**WRITTEN EXERCISE:** Write out all of the data without omission, exactly as shown.
----- GIVEN ENTRIES
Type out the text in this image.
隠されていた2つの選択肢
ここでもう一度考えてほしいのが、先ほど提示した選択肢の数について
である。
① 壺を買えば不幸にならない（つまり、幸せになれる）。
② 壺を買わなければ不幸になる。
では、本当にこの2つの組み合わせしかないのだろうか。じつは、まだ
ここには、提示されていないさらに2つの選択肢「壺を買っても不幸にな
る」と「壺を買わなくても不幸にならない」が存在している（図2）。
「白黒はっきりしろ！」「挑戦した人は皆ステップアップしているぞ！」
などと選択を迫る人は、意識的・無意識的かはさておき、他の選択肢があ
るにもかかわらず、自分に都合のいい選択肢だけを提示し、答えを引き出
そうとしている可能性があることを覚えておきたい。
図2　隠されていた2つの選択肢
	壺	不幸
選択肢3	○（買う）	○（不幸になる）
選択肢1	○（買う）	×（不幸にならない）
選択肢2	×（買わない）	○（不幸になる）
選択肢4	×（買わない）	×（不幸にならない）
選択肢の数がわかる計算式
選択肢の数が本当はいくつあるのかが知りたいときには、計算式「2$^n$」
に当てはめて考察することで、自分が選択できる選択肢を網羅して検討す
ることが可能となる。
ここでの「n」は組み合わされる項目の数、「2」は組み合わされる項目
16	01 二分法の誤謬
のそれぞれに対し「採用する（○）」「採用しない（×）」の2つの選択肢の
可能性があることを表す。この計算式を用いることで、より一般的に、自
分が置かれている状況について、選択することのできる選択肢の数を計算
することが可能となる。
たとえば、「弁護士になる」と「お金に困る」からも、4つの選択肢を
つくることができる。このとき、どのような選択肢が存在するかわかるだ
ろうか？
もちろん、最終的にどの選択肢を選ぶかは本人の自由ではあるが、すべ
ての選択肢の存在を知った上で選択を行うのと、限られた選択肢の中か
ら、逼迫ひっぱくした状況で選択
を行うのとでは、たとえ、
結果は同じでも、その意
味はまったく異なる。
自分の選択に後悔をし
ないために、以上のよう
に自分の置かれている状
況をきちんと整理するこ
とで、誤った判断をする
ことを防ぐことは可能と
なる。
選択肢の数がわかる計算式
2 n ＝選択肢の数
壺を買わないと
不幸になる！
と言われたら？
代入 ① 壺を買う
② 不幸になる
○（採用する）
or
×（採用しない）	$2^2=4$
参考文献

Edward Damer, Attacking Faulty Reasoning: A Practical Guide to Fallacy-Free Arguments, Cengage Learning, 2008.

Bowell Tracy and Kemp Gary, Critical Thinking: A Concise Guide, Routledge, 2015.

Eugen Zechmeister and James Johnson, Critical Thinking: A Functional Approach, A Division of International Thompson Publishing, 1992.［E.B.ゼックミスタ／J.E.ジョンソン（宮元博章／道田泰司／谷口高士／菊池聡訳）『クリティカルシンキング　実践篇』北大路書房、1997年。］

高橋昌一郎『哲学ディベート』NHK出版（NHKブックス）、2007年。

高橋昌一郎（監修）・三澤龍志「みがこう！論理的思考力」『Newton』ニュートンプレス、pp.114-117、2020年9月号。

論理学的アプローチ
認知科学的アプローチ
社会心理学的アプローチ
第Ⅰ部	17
----------
**ANSWER TO THIS TASK:**
Type out the text in this image.
隠されていた2つの選択肢
ここでもう一度考えてほしいのが、先ほど提示した選択肢の数について
である。
① 壺を買えば不幸にならない（つまり、幸せになれる）。
② 壺を買わなければ不幸になる。
では、本当にこの2つの組み合わせしかないのだろうか。じつは、まだ
ここには、提示されていないさらに2つの選択肢「壺を買っても不幸にな
る」と「壺を買わなくても不幸にならない」が存在している（図2）。
「白黒はっきりしろ！」「挑戦した人は皆ステップアップしているぞ！」
などと選択を迫る人は、意識的・無意識的かはさておき、他の選択肢があ
るにもかかわらず、自分に都合のいい選択肢だけを提示し、答えを引き出
そうとしている可能性があることを覚えておきたい。
図2　隠されていた2つの選択肢
	壺	不幸
選択肢3	○（買う）	○（不幸になる）
選択肢1	○（買う）	×（不幸にならない）
選択肢2	×（買わない）	○（不幸になる）
選択肢4	×（買わない）	×（不幸にならない）
選択肢の数がわかる計算式
選択肢の数が本当はいくつあるのかが知りたいときには、計算式「2$^n$」
に当てはめて考察することで、自分が選択できる選択肢を網羅して検討す
ることが可能となる。
ここでの「n」は組み合わされる項目の数、「2」は組み合わされる項目
16	01 二分法の誤謬
のそれぞれに対し「採用する（○）」「採用しない（×）」の2つの選択肢の
可能性があることを表す。この計算式を用いることで、より一般的に、自
分が置かれている状況について、選択することのできる選択肢の数を計算
することが可能となる。
たとえば、「弁護士になる」と「お金に困る」からも、4つの選択肢を
つくることができる。このとき、どのような選択肢が存在するかわかるだ
ろうか？
もちろん、最終的にどの選択肢を選ぶかは本人の自由ではあるが、すべ
ての選択肢の存在を知った上で選択を行うのと、限られた選択肢の中か
ら、逼迫ひっぱくした状況で選択
を行うのとでは、たとえ、
結果は同じでも、その意
味はまったく異なる。
自分の選択に後悔をし
ないために、以上のよう
に自分の置かれている状
況をきちんと整理するこ
とで、誤った判断をする
ことを防ぐことは可能と
なる。
選択肢の数がわかる計算式
2 n ＝選択肢の数
壺を買わないと
不幸になる！
と言われたら？
代入 ① 壺を買う
② 不幸になる
○（採用する）
or
×（採用しない）	$2^2=4$
参考文献

Edward Damer, Attacking Faulty Reasoning: A Practical Guide to Fallacy-Free Arguments, Cengage Learning, 2008.

Bowell Tracy and Kemp Gary, Critical Thinking: A Concise Guide, Routledge, 2015.

Eugen Zechmeister and James Johnson, Critical Thinking: A Functional Approach, A Division of International Thompson Publishing, 1992.［E.B.ゼックミスタ／J.E.ジョンソン（宮元博章／道田泰司／谷口高士／菊池聡訳）『クリティカルシンキング　実践篇』北大路書房、1997年。］

高橋昌一郎『哲学ディベート』NHK出版（NHKブックス）、2007年。

高橋昌一郎（監修）・三澤龍志「みがこう！論理的思考力」『Newton』ニュートンプレス、pp.114-117、2020年9月号。

論理学的アプローチ
認知科学的アプローチ
社会心理学的アプローチ
第Ⅰ部	17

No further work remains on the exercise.